__What is expected__. Set down exactly the lines that run from the line with "What data populates" to the end of the data, and nothing else.

__Data for this task__.
-=-=-
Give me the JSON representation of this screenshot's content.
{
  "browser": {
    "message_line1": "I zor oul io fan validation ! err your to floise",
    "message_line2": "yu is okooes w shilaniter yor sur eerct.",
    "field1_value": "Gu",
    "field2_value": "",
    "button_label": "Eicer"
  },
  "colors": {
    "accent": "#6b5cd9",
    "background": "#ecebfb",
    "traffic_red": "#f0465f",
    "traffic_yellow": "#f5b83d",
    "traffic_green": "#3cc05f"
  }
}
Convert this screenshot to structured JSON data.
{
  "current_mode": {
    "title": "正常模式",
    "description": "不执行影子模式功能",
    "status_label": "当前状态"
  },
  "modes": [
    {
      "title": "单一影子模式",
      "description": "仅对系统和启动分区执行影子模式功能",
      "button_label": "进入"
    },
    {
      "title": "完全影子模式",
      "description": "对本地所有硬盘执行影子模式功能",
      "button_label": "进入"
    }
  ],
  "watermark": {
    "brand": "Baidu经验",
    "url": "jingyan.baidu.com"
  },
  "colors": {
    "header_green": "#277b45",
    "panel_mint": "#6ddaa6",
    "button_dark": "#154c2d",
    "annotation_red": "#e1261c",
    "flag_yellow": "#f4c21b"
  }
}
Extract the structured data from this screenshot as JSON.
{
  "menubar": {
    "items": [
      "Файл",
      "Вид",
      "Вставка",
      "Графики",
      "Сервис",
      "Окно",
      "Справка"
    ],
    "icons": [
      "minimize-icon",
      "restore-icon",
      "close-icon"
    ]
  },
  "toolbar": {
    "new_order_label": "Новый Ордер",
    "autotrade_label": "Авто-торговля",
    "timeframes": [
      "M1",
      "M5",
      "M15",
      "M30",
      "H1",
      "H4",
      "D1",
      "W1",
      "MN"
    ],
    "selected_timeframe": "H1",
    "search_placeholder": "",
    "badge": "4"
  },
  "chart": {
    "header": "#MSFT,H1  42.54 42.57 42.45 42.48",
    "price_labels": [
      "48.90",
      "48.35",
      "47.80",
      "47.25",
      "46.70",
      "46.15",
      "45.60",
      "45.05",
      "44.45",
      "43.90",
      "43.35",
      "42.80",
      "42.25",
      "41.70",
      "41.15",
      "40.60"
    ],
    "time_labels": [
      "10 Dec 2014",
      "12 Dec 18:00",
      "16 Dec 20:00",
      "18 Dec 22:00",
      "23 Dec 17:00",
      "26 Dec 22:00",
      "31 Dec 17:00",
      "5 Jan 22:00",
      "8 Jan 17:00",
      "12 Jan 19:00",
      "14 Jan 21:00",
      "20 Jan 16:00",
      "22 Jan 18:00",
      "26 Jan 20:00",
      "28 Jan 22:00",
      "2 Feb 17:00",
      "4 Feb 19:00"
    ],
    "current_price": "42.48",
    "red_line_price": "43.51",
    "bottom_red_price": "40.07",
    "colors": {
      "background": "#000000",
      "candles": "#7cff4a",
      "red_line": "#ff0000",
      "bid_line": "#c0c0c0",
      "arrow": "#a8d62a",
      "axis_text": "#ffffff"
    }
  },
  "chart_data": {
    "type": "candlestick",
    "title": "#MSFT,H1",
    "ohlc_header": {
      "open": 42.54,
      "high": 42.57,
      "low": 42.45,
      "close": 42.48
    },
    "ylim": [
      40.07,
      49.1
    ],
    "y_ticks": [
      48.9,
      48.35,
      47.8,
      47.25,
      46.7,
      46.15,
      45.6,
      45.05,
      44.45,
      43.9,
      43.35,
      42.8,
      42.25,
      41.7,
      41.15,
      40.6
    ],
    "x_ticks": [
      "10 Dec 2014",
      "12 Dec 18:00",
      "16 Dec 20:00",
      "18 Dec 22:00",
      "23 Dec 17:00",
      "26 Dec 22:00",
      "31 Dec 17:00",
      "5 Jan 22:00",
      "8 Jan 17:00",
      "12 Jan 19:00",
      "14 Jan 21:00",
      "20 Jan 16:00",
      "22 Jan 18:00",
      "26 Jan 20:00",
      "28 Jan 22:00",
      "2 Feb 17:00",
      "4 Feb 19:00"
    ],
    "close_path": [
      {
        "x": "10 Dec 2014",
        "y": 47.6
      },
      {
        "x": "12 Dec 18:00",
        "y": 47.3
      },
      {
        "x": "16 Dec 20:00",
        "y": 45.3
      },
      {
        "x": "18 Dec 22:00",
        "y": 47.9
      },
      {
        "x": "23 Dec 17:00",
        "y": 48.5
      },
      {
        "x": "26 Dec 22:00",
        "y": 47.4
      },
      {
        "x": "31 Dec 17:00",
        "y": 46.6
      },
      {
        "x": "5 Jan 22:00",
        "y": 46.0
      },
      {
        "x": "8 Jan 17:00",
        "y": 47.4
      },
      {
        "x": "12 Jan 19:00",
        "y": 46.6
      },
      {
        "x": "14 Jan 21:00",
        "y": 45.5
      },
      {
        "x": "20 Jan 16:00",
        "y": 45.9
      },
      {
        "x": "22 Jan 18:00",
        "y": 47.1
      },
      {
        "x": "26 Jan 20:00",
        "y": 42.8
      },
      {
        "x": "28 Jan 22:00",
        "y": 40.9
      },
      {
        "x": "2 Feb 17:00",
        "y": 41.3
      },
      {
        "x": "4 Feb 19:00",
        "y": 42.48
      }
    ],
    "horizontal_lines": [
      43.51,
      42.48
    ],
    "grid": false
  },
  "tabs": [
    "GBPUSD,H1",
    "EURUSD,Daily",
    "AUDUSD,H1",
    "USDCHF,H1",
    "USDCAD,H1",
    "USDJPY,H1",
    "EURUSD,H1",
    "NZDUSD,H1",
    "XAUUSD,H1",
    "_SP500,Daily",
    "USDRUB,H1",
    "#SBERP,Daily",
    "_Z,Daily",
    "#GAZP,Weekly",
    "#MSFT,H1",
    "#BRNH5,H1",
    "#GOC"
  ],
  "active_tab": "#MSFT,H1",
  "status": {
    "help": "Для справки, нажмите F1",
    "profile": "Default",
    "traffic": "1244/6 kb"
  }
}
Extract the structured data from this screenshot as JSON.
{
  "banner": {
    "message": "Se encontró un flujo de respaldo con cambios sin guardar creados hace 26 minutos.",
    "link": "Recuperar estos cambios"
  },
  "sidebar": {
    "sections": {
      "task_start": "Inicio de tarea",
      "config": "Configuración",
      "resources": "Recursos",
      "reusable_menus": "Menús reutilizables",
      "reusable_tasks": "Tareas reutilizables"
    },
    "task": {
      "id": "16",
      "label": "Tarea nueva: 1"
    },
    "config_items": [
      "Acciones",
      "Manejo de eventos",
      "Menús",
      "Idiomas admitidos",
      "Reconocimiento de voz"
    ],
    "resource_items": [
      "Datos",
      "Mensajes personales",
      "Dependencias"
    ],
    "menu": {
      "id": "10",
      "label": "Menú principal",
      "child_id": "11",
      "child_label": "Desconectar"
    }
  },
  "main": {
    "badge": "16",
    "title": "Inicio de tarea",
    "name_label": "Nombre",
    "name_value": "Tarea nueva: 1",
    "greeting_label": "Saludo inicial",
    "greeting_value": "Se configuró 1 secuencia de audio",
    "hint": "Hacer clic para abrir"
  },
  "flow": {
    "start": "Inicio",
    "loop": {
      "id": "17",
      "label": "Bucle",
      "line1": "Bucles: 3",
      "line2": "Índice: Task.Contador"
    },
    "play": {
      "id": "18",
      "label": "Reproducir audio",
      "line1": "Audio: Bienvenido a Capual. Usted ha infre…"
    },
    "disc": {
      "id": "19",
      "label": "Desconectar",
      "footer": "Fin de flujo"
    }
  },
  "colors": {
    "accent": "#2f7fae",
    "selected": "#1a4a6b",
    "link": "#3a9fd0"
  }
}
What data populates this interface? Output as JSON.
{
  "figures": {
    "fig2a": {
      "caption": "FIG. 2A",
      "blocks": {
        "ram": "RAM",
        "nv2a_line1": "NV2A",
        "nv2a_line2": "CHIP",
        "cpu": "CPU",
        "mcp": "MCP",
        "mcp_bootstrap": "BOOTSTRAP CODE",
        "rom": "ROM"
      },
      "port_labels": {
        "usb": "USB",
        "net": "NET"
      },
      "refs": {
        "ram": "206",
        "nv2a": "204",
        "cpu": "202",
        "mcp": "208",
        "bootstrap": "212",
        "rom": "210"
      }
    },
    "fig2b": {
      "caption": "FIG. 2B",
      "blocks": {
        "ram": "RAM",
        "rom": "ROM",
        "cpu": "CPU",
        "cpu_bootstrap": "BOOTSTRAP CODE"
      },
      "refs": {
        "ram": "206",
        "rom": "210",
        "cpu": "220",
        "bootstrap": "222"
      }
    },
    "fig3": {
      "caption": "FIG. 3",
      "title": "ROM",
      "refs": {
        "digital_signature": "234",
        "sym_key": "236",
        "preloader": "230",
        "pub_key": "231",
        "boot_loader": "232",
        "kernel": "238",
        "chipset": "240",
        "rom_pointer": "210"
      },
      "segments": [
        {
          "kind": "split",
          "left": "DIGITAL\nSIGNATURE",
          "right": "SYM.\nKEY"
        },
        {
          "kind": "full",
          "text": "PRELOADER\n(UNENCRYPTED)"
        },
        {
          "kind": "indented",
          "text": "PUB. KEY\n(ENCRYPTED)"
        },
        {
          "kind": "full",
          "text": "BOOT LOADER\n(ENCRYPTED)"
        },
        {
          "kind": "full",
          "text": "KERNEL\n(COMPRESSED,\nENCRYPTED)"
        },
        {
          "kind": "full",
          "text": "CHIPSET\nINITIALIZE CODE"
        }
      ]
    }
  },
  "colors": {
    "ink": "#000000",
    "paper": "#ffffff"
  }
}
-=-=-
__The completed task__.
What data populates this interface? Output as JSON.
{
  "figures": {
    "fig2a": {
      "caption": "FIG. 2A",
      "blocks": {
        "ram": "RAM",
        "nv2a_line1": "NV2A",
        "nv2a_line2": "CHIP",
        "cpu": "CPU",
        "mcp": "MCP",
        "mcp_bootstrap": "BOOTSTRAP CODE",
        "rom": "ROM"
      },
      "port_labels": {
        "usb": "USB",
        "net": "NET"
      },
      "refs": {
        "ram": "206",
        "nv2a": "204",
        "cpu": "202",
        "mcp": "208",
        "bootstrap": "212",
        "rom": "210"
      }
    },
    "fig2b": {
      "caption": "FIG. 2B",
      "blocks": {
        "ram": "RAM",
        "rom": "ROM",
        "cpu": "CPU",
        "cpu_bootstrap": "BOOTSTRAP CODE"
      },
      "refs": {
        "ram": "206",
        "rom": "210",
        "cpu": "220",
        "bootstrap": "222"
      }
    },
    "fig3": {
      "caption": "FIG. 3",
      "title": "ROM",
      "refs": {
        "digital_signature": "234",
        "sym_key": "236",
        "preloader": "230",
        "pub_key": "231",
        "boot_loader": "232",
        "kernel": "238",
        "chipset": "240",
        "rom_pointer": "210"
      },
      "segments": [
        {
          "kind": "split",
          "left": "DIGITAL\nSIGNATURE",
          "right": "SYM.\nKEY"
        },
        {
          "kind": "full",
          "text": "PRELOADER\n(UNENCRYPTED)"
        },
        {
          "kind": "indented",
          "text": "PUB. KEY\n(ENCRYPTED)"
        },
        {
          "kind": "full",
          "text": "BOOT LOADER\n(ENCRYPTED)"
        },
        {
          "kind": "full",
          "text": "KERNEL\n(COMPRESSED,\nENCRYPTED)"
        },
        {
          "kind": "full",
          "text": "CHIPSET\nINITIALIZE CODE"
        }
      ]
    }
  },
  "colors": {
    "ink": "#000000",
    "paper": "#ffffff"
  }
}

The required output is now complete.